- **TASK STATEMENT**: Find every line in the records below that holds the word "Week", and copy each one.

- **TASK MATERIAL**:
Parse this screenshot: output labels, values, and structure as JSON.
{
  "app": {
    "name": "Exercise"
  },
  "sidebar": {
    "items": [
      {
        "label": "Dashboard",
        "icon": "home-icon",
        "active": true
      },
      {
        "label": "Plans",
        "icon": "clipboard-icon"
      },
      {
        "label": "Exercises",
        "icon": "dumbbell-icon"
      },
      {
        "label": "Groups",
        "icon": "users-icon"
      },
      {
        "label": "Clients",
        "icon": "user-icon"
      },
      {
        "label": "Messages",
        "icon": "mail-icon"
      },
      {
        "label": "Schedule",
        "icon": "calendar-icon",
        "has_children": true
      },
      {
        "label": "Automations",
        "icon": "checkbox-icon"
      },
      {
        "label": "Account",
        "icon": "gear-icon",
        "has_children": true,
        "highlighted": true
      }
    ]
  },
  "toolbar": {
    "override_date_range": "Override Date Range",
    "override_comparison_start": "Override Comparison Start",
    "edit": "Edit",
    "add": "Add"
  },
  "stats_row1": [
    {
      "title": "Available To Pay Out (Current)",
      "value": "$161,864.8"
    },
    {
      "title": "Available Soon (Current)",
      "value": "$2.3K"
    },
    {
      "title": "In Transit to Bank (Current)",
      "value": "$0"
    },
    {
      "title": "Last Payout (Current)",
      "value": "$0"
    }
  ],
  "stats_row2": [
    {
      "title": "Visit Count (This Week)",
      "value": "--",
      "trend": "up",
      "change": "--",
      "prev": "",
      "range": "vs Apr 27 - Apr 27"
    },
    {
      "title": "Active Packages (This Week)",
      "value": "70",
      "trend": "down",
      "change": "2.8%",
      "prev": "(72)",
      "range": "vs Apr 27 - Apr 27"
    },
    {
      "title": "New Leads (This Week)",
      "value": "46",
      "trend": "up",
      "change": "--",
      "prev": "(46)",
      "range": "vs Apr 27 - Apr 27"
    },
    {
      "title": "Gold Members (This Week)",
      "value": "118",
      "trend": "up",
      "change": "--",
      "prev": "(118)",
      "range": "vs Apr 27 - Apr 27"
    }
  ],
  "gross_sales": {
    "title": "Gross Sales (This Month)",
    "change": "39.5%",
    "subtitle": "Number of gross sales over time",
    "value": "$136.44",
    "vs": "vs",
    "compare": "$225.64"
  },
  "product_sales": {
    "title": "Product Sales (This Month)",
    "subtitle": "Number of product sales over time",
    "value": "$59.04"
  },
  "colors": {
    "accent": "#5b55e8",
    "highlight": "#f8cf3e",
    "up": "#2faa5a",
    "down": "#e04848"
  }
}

- **WRITTEN RESPONSE**:
      "title": "Visit Count (This Week)",
      "title": "Active Packages (This Week)",
      "title": "New Leads (This Week)",
      "title": "Gold Members (This Week)",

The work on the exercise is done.